[BEGIN Records to use]

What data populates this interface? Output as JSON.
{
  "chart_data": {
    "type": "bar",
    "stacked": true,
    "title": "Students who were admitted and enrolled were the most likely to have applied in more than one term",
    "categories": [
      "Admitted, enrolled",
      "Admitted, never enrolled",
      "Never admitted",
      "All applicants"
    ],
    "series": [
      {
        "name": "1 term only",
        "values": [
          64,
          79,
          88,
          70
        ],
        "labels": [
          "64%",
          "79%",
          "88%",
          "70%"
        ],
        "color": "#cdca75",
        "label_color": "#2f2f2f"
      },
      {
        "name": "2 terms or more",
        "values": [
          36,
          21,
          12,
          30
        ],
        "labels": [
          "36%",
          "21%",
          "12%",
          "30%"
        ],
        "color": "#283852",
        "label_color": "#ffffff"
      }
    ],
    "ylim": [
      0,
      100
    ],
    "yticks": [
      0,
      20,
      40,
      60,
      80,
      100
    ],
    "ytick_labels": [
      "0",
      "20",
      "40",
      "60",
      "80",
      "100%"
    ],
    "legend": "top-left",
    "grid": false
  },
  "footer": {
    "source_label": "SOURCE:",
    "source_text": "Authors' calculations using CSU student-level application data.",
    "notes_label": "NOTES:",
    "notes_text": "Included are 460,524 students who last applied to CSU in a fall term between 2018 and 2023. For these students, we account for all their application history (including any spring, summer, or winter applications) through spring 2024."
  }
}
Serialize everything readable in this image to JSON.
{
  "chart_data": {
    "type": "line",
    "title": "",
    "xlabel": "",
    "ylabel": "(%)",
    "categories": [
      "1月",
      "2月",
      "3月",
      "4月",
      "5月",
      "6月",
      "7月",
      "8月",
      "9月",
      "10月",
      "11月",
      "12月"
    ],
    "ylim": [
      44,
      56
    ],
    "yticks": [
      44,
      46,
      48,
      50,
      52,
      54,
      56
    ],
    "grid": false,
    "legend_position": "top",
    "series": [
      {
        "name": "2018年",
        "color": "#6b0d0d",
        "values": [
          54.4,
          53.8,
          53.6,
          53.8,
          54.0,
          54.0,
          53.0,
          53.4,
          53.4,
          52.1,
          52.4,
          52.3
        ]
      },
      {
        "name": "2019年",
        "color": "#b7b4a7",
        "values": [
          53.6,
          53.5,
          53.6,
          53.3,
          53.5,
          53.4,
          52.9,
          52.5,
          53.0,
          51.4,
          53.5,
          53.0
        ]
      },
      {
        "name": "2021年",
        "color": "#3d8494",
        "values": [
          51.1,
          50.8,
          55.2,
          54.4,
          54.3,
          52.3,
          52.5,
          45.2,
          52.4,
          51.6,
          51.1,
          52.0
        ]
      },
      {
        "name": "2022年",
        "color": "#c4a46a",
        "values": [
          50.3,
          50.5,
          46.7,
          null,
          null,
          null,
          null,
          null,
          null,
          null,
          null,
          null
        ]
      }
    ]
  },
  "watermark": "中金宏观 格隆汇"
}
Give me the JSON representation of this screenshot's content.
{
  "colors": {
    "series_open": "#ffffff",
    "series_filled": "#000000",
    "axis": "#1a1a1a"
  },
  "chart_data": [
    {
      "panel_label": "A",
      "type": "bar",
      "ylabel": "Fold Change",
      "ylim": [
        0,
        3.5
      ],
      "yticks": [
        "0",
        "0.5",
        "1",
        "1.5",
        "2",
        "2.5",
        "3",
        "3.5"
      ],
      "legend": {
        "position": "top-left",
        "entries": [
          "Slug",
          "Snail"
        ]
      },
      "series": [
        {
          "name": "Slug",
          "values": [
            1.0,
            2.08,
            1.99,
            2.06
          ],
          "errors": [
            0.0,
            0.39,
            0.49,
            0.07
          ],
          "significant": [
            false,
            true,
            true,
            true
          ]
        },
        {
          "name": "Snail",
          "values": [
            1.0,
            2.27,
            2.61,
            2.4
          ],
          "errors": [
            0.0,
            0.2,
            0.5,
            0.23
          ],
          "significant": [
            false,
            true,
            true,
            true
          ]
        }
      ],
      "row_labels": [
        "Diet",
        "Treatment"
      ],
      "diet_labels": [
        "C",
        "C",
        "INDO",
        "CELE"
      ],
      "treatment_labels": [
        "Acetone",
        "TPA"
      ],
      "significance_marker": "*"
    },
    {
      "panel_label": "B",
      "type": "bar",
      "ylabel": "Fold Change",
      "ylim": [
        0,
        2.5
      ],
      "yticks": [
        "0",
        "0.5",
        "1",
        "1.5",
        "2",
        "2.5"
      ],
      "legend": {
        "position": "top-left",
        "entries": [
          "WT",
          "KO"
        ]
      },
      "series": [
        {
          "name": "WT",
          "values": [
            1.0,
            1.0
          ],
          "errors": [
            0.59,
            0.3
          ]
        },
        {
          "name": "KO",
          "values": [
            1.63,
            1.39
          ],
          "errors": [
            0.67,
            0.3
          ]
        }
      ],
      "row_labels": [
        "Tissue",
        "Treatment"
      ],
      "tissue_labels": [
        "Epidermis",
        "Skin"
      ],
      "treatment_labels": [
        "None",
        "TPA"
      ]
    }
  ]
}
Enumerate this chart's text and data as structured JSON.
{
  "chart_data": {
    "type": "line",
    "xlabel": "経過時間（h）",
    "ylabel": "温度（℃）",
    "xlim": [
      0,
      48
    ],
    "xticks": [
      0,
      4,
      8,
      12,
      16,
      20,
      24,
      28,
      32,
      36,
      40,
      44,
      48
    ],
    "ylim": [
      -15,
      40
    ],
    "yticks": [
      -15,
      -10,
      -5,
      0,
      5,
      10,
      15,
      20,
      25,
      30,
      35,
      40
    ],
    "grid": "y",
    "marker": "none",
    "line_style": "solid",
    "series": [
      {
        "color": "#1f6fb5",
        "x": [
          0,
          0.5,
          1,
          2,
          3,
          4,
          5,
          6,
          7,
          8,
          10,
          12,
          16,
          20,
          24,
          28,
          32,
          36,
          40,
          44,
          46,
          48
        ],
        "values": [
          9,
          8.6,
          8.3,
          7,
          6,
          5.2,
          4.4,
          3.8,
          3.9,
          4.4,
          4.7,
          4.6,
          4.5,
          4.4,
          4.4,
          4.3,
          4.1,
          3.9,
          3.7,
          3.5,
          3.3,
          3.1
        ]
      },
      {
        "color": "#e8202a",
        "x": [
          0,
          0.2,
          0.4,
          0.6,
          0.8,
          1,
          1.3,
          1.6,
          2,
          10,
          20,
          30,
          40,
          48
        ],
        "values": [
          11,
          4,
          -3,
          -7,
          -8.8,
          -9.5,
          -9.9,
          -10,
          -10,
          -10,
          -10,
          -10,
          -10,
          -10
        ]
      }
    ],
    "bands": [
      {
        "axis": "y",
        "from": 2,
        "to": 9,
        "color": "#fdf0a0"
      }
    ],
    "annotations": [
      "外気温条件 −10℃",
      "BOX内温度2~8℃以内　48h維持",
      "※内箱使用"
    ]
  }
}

[END Records to use]

Requirement - Print out every record again, exactly and in full.

Response to this task -
What data populates this interface? Output as JSON.
{
  "chart_data": {
    "type": "bar",
    "stacked": true,
    "title": "Students who were admitted and enrolled were the most likely to have applied in more than one term",
    "categories": [
      "Admitted, enrolled",
      "Admitted, never enrolled",
      "Never admitted",
      "All applicants"
    ],
    "series": [
      {
        "name": "1 term only",
        "values": [
          64,
          79,
          88,
          70
        ],
        "labels": [
          "64%",
          "79%",
          "88%",
          "70%"
        ],
        "color": "#cdca75",
        "label_color": "#2f2f2f"
      },
      {
        "name": "2 terms or more",
        "values": [
          36,
          21,
          12,
          30
        ],
        "labels": [
          "36%",
          "21%",
          "12%",
          "30%"
        ],
        "color": "#283852",
        "label_color": "#ffffff"
      }
    ],
    "ylim": [
      0,
      100
    ],
    "yticks": [
      0,
      20,
      40,
      60,
      80,
      100
    ],
    "ytick_labels": [
      "0",
      "20",
      "40",
      "60",
      "80",
      "100%"
    ],
    "legend": "top-left",
    "grid": false
  },
  "footer": {
    "source_label": "SOURCE:",
    "source_text": "Authors' calculations using CSU student-level application data.",
    "notes_label": "NOTES:",
    "notes_text": "Included are 460,524 students who last applied to CSU in a fall term between 2018 and 2023. For these students, we account for all their application history (including any spring, summer, or winter applications) through spring 2024."
  }
}
Serialize everything readable in this image to JSON.
{
  "chart_data": {
    "type": "line",
    "title": "",
    "xlabel": "",
    "ylabel": "(%)",
    "categories": [
      "1月",
      "2月",
      "3月",
      "4月",
      "5月",
      "6月",
      "7月",
      "8月",
      "9月",
      "10月",
      "11月",
      "12月"
    ],
    "ylim": [
      44,
      56
    ],
    "yticks": [
      44,
      46,
      48,
      50,
      52,
      54,
      56
    ],
    "grid": false,
    "legend_position": "top",
    "series": [
      {
        "name": "2018年",
        "color": "#6b0d0d",
        "values": [
          54.4,
          53.8,
          53.6,
          53.8,
          54.0,
          54.0,
          53.0,
          53.4,
          53.4,
          52.1,
          52.4,
          52.3
        ]
      },
      {
        "name": "2019年",
        "color": "#b7b4a7",
        "values": [
          53.6,
          53.5,
          53.6,
          53.3,
          53.5,
          53.4,
          52.9,
          52.5,
          53.0,
          51.4,
          53.5,
          53.0
        ]
      },
      {
        "name": "2021年",
        "color": "#3d8494",
        "values": [
          51.1,
          50.8,
          55.2,
          54.4,
          54.3,
          52.3,
          52.5,
          45.2,
          52.4,
          51.6,
          51.1,
          52.0
        ]
      },
      {
        "name": "2022年",
        "color": "#c4a46a",
        "values": [
          50.3,
          50.5,
          46.7,
          null,
          null,
          null,
          null,
          null,
          null,
          null,
          null,
          null
        ]
      }
    ]
  },
  "watermark": "中金宏观 格隆汇"
}
Give me the JSON representation of this screenshot's content.
{
  "colors": {
    "series_open": "#ffffff",
    "series_filled": "#000000",
    "axis": "#1a1a1a"
  },
  "chart_data": [
    {
      "panel_label": "A",
      "type": "bar",
      "ylabel": "Fold Change",
      "ylim": [
        0,
        3.5
      ],
      "yticks": [
        "0",
        "0.5",
        "1",
        "1.5",
        "2",
        "2.5",
        "3",
        "3.5"
      ],
      "legend": {
        "position": "top-left",
        "entries": [
          "Slug",
          "Snail"
        ]
      },
      "series": [
        {
          "name": "Slug",
          "values": [
            1.0,
            2.08,
            1.99,
            2.06
          ],
          "errors": [
            0.0,
            0.39,
            0.49,
            0.07
          ],
          "significant": [
            false,
            true,
            true,
            true
          ]
        },
        {
          "name": "Snail",
          "values": [
            1.0,
            2.27,
            2.61,
            2.4
          ],
          "errors": [
            0.0,
            0.2,
            0.5,
            0.23
          ],
          "significant": [
            false,
            true,
            true,
            true
          ]
        }
      ],
      "row_labels": [
        "Diet",
        "Treatment"
      ],
      "diet_labels": [
        "C",
        "C",
        "INDO",
        "CELE"
      ],
      "treatment_labels": [
        "Acetone",
        "TPA"
      ],
      "significance_marker": "*"
    },
    {
      "panel_label": "B",
      "type": "bar",
      "ylabel": "Fold Change",
      "ylim": [
        0,
        2.5
      ],
      "yticks": [
        "0",
        "0.5",
        "1",
        "1.5",
        "2",
        "2.5"
      ],
      "legend": {
        "position": "top-left",
        "entries": [
          "WT",
          "KO"
        ]
      },
      "series": [
        {
          "name": "WT",
          "values": [
            1.0,
            1.0
          ],
          "errors": [
            0.59,
            0.3
          ]
        },
        {
          "name": "KO",
          "values": [
            1.63,
            1.39
          ],
          "errors": [
            0.67,
            0.3
          ]
        }
      ],
      "row_labels": [
        "Tissue",
        "Treatment"
      ],
      "tissue_labels": [
        "Epidermis",
        "Skin"
      ],
      "treatment_labels": [
        "None",
        "TPA"
      ]
    }
  ]
}
Enumerate this chart's text and data as structured JSON.
{
  "chart_data": {
    "type": "line",
    "xlabel": "経過時間（h）",
    "ylabel": "温度（℃）",
    "xlim": [
      0,
      48
    ],
    "xticks": [
      0,
      4,
      8,
      12,
      16,
      20,
      24,
      28,
      32,
      36,
      40,
      44,
      48
    ],
    "ylim": [
      -15,
      40
    ],
    "yticks": [
      -15,
      -10,
      -5,
      0,
      5,
      10,
      15,
      20,
      25,
      30,
      35,
      40
    ],
    "grid": "y",
    "marker": "none",
    "line_style": "solid",
    "series": [
      {
        "color": "#1f6fb5",
        "x": [
          0,
          0.5,
          1,
          2,
          3,
          4,
          5,
          6,
          7,
          8,
          10,
          12,
          16,
          20,
          24,
          28,
          32,
          36,
          40,
          44,
          46,
          48
        ],
        "values": [
          9,
          8.6,
          8.3,
          7,
          6,
          5.2,
          4.4,
          3.8,
          3.9,
          4.4,
          4.7,
          4.6,
          4.5,
          4.4,
          4.4,
          4.3,
          4.1,
          3.9,
          3.7,
          3.5,
          3.3,
          3.1
        ]
      },
      {
        "color": "#e8202a",
        "x": [
          0,
          0.2,
          0.4,
          0.6,
          0.8,
          1,
          1.3,
          1.6,
          2,
          10,
          20,
          30,
          40,
          48
        ],
        "values": [
          11,
          4,
          -3,
          -7,
          -8.8,
          -9.5,
          -9.9,
          -10,
          -10,
          -10,
          -10,
          -10,
          -10,
          -10
        ]
      }
    ],
    "bands": [
      {
        "axis": "y",
        "from": 2,
        "to": 9,
        "color": "#fdf0a0"
      }
    ],
    "annotations": [
      "外気温条件 −10℃",
      "BOX内温度2~8℃以内　48h維持",
      "※内箱使用"
    ]
  }
}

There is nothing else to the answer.